AIM: Exact repetition of every entry is required.

-- begin RECORDS SHOWN --

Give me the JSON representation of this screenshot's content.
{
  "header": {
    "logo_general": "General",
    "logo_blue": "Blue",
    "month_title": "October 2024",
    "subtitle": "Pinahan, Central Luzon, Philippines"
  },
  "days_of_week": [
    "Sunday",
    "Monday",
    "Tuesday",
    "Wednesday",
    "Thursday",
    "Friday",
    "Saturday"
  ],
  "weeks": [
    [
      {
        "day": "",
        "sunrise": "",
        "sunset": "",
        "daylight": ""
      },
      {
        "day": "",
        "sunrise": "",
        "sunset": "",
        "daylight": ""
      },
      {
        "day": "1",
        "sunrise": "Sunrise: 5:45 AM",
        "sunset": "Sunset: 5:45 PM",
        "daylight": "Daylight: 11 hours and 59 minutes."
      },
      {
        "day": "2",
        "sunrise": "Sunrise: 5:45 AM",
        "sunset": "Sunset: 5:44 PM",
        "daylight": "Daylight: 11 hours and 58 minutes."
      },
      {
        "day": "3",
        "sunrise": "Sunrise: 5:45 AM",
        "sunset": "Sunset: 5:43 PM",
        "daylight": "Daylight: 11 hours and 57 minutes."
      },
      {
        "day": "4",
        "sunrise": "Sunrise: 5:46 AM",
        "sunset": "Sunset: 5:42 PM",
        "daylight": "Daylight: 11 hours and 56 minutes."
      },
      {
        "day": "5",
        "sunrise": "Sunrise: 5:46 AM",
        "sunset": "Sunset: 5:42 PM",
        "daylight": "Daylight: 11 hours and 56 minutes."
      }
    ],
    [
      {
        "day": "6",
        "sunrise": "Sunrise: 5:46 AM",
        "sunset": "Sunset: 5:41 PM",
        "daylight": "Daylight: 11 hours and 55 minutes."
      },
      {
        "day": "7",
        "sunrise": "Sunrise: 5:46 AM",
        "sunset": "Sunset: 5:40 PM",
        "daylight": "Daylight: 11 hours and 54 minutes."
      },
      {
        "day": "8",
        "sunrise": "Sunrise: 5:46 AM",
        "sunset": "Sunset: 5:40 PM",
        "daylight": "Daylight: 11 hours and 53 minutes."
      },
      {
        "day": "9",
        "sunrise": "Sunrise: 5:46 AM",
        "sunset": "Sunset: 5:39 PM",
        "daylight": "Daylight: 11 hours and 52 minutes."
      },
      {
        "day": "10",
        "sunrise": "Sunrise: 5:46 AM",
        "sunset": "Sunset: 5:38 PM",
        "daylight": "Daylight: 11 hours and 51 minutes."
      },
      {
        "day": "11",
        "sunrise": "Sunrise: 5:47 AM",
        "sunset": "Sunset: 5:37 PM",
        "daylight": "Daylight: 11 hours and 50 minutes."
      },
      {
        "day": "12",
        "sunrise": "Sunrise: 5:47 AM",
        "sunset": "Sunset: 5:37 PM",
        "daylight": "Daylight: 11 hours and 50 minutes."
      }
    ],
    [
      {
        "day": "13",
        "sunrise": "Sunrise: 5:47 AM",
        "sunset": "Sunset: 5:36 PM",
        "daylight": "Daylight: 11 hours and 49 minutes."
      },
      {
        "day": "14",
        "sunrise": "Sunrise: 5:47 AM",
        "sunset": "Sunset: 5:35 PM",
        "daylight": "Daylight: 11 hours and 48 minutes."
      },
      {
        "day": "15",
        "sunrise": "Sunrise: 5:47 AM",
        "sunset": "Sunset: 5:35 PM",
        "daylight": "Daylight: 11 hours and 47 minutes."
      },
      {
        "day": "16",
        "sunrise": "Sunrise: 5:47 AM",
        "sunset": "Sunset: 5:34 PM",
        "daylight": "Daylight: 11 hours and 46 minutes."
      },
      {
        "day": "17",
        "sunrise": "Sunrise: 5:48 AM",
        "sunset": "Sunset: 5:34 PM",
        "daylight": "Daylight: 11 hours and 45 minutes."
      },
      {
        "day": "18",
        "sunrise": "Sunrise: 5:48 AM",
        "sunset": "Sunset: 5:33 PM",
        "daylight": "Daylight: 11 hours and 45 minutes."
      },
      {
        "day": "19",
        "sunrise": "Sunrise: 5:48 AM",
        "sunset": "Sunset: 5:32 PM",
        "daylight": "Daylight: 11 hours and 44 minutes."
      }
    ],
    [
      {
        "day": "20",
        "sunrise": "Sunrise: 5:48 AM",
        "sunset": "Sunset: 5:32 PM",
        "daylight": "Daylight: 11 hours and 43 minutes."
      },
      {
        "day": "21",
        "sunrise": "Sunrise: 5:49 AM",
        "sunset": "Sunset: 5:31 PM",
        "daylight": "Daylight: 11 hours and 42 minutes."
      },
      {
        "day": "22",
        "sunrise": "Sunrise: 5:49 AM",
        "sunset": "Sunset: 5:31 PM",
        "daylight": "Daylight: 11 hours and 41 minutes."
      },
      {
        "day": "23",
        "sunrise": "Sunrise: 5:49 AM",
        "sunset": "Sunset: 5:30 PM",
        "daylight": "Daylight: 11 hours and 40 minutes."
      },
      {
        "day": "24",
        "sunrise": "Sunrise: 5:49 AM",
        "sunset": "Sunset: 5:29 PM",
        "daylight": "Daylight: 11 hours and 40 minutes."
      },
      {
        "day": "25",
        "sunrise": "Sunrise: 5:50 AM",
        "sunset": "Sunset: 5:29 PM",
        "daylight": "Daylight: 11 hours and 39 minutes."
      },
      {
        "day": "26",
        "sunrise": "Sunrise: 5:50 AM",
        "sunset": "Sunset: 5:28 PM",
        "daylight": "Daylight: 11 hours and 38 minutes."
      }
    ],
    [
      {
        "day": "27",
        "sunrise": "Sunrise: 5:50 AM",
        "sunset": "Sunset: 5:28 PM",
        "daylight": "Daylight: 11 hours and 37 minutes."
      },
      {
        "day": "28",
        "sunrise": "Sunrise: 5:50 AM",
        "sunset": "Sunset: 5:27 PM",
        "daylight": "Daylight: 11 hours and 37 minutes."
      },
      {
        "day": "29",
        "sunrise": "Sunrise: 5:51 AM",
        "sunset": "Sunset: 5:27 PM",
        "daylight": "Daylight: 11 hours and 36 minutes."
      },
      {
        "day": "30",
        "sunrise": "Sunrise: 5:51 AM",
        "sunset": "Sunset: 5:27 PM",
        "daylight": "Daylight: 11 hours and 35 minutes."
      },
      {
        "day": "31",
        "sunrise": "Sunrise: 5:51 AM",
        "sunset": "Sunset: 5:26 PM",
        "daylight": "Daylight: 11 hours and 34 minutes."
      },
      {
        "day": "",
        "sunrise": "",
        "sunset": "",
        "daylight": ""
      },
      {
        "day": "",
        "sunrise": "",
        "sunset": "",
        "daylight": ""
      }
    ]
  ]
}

-- end RECORDS SHOWN --

THE COMPLETED TASK:
Give me the JSON representation of this screenshot's content.
{
  "header": {
    "logo_general": "General",
    "logo_blue": "Blue",
    "month_title": "October 2024",
    "subtitle": "Pinahan, Central Luzon, Philippines"
  },
  "days_of_week": [
    "Sunday",
    "Monday",
    "Tuesday",
    "Wednesday",
    "Thursday",
    "Friday",
    "Saturday"
  ],
  "weeks": [
    [
      {
        "day": "",
        "sunrise": "",
        "sunset": "",
        "daylight": ""
      },
      {
        "day": "",
        "sunrise": "",
        "sunset": "",
        "daylight": ""
      },
      {
        "day": "1",
        "sunrise": "Sunrise: 5:45 AM",
        "sunset": "Sunset: 5:45 PM",
        "daylight": "Daylight: 11 hours and 59 minutes."
      },
      {
        "day": "2",
        "sunrise": "Sunrise: 5:45 AM",
        "sunset": "Sunset: 5:44 PM",
        "daylight": "Daylight: 11 hours and 58 minutes."
      },
      {
        "day": "3",
        "sunrise": "Sunrise: 5:45 AM",
        "sunset": "Sunset: 5:43 PM",
        "daylight": "Daylight: 11 hours and 57 minutes."
      },
      {
        "day": "4",
        "sunrise": "Sunrise: 5:46 AM",
        "sunset": "Sunset: 5:42 PM",
        "daylight": "Daylight: 11 hours and 56 minutes."
      },
      {
        "day": "5",
        "sunrise": "Sunrise: 5:46 AM",
        "sunset": "Sunset: 5:42 PM",
        "daylight": "Daylight: 11 hours and 56 minutes."
      }
    ],
    [
      {
        "day": "6",
        "sunrise": "Sunrise: 5:46 AM",
        "sunset": "Sunset: 5:41 PM",
        "daylight": "Daylight: 11 hours and 55 minutes."
      },
      {
        "day": "7",
        "sunrise": "Sunrise: 5:46 AM",
        "sunset": "Sunset: 5:40 PM",
        "daylight": "Daylight: 11 hours and 54 minutes."
      },
      {
        "day": "8",
        "sunrise": "Sunrise: 5:46 AM",
        "sunset": "Sunset: 5:40 PM",
        "daylight": "Daylight: 11 hours and 53 minutes."
      },
      {
        "day": "9",
        "sunrise": "Sunrise: 5:46 AM",
        "sunset": "Sunset: 5:39 PM",
        "daylight": "Daylight: 11 hours and 52 minutes."
      },
      {
        "day": "10",
        "sunrise": "Sunrise: 5:46 AM",
        "sunset": "Sunset: 5:38 PM",
        "daylight": "Daylight: 11 hours and 51 minutes."
      },
      {
        "day": "11",
        "sunrise": "Sunrise: 5:47 AM",
        "sunset": "Sunset: 5:37 PM",
        "daylight": "Daylight: 11 hours and 50 minutes."
      },
      {
        "day": "12",
        "sunrise": "Sunrise: 5:47 AM",
        "sunset": "Sunset: 5:37 PM",
        "daylight": "Daylight: 11 hours and 50 minutes."
      }
    ],
    [
      {
        "day": "13",
        "sunrise": "Sunrise: 5:47 AM",
        "sunset": "Sunset: 5:36 PM",
        "daylight": "Daylight: 11 hours and 49 minutes."
      },
      {
        "day": "14",
        "sunrise": "Sunrise: 5:47 AM",
        "sunset": "Sunset: 5:35 PM",
        "daylight": "Daylight: 11 hours and 48 minutes."
      },
      {
        "day": "15",
        "sunrise": "Sunrise: 5:47 AM",
        "sunset": "Sunset: 5:35 PM",
        "daylight": "Daylight: 11 hours and 47 minutes."
      },
      {
        "day": "16",
        "sunrise": "Sunrise: 5:47 AM",
        "sunset": "Sunset: 5:34 PM",
        "daylight": "Daylight: 11 hours and 46 minutes."
      },
      {
        "day": "17",
        "sunrise": "Sunrise: 5:48 AM",
        "sunset": "Sunset: 5:34 PM",
        "daylight": "Daylight: 11 hours and 45 minutes."
      },
      {
        "day": "18",
        "sunrise": "Sunrise: 5:48 AM",
        "sunset": "Sunset: 5:33 PM",
        "daylight": "Daylight: 11 hours and 45 minutes."
      },
      {
        "day": "19",
        "sunrise": "Sunrise: 5:48 AM",
        "sunset": "Sunset: 5:32 PM",
        "daylight": "Daylight: 11 hours and 44 minutes."
      }
    ],
    [
      {
        "day": "20",
        "sunrise": "Sunrise: 5:48 AM",
        "sunset": "Sunset: 5:32 PM",
        "daylight": "Daylight: 11 hours and 43 minutes."
      },
      {
        "day": "21",
        "sunrise": "Sunrise: 5:49 AM",
        "sunset": "Sunset: 5:31 PM",
        "daylight": "Daylight: 11 hours and 42 minutes."
      },
      {
        "day": "22",
        "sunrise": "Sunrise: 5:49 AM",
        "sunset": "Sunset: 5:31 PM",
        "daylight": "Daylight: 11 hours and 41 minutes."
      },
      {
        "day": "23",
        "sunrise": "Sunrise: 5:49 AM",
        "sunset": "Sunset: 5:30 PM",
        "daylight": "Daylight: 11 hours and 40 minutes."
      },
      {
        "day": "24",
        "sunrise": "Sunrise: 5:49 AM",
        "sunset": "Sunset: 5:29 PM",
        "daylight": "Daylight: 11 hours and 40 minutes."
      },
      {
        "day": "25",
        "sunrise": "Sunrise: 5:50 AM",
        "sunset": "Sunset: 5:29 PM",
        "daylight": "Daylight: 11 hours and 39 minutes."
      },
      {
        "day": "26",
        "sunrise": "Sunrise: 5:50 AM",
        "sunset": "Sunset: 5:28 PM",
        "daylight": "Daylight: 11 hours and 38 minutes."
      }
    ],
    [
      {
        "day": "27",
        "sunrise": "Sunrise: 5:50 AM",
        "sunset": "Sunset: 5:28 PM",
        "daylight": "Daylight: 11 hours and 37 minutes."
      },
      {
        "day": "28",
        "sunrise": "Sunrise: 5:50 AM",
        "sunset": "Sunset: 5:27 PM",
        "daylight": "Daylight: 11 hours and 37 minutes."
      },
      {
        "day": "29",
        "sunrise": "Sunrise: 5:51 AM",
        "sunset": "Sunset: 5:27 PM",
        "daylight": "Daylight: 11 hours and 36 minutes."
      },
      {
        "day": "30",
        "sunrise": "Sunrise: 5:51 AM",
        "sunset": "Sunset: 5:27 PM",
        "daylight": "Daylight: 11 hours and 35 minutes."
      },
      {
        "day": "31",
        "sunrise": "Sunrise: 5:51 AM",
        "sunset": "Sunset: 5:26 PM",
        "daylight": "Daylight: 11 hours and 34 minutes."
      },
      {
        "day": "",
        "sunrise": "",
        "sunset": "",
        "daylight": ""
      },
      {
        "day": "",
        "sunrise": "",
        "sunset": "",
        "daylight": ""
      }
    ]
  ]
}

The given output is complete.